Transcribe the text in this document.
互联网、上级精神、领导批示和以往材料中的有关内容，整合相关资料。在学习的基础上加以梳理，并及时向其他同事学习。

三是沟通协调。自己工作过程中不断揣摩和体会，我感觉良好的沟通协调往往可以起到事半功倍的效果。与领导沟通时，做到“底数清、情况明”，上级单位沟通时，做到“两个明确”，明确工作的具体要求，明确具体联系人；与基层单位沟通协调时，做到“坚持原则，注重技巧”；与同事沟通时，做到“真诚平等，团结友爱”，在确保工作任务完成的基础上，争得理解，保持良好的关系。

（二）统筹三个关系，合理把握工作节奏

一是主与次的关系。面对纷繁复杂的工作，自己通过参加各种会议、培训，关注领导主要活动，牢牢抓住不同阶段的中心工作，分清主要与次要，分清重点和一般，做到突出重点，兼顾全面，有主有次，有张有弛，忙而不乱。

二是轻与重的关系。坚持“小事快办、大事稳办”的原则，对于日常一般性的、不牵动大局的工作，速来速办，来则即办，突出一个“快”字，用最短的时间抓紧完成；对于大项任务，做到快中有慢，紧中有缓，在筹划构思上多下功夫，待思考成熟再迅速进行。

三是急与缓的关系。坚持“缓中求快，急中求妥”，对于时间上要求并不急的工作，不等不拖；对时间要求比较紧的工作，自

## WHAT TO DO
Above are some records. Print them all exactly.

## WORKED ANSWER
Transcribe the text in this document.
互联网、上级精神、领导批示和以往材料中的有关内容，整合相关资料。在学习的基础上加以梳理，并及时向其他同事学习。

三是沟通协调。自己工作过程中不断揣摩和体会，我感觉良好的沟通协调往往可以起到事半功倍的效果。与领导沟通时，做到“底数清、情况明”，上级单位沟通时，做到“两个明确”，明确工作的具体要求，明确具体联系人；与基层单位沟通协调时，做到“坚持原则，注重技巧”；与同事沟通时，做到“真诚平等，团结友爱”，在确保工作任务完成的基础上，争得理解，保持良好的关系。

（二）统筹三个关系，合理把握工作节奏

一是主与次的关系。面对纷繁复杂的工作，自己通过参加各种会议、培训，关注领导主要活动，牢牢抓住不同阶段的中心工作，分清主要与次要，分清重点和一般，做到突出重点，兼顾全面，有主有次，有张有弛，忙而不乱。

二是轻与重的关系。坚持“小事快办、大事稳办”的原则，对于日常一般性的、不牵动大局的工作，速来速办，来则即办，突出一个“快”字，用最短的时间抓紧完成；对于大项任务，做到快中有慢，紧中有缓，在筹划构思上多下功夫，待思考成熟再迅速进行。

三是急与缓的关系。坚持“缓中求快，急中求妥”，对于时间上要求并不急的工作，不等不拖；对时间要求比较紧的工作，自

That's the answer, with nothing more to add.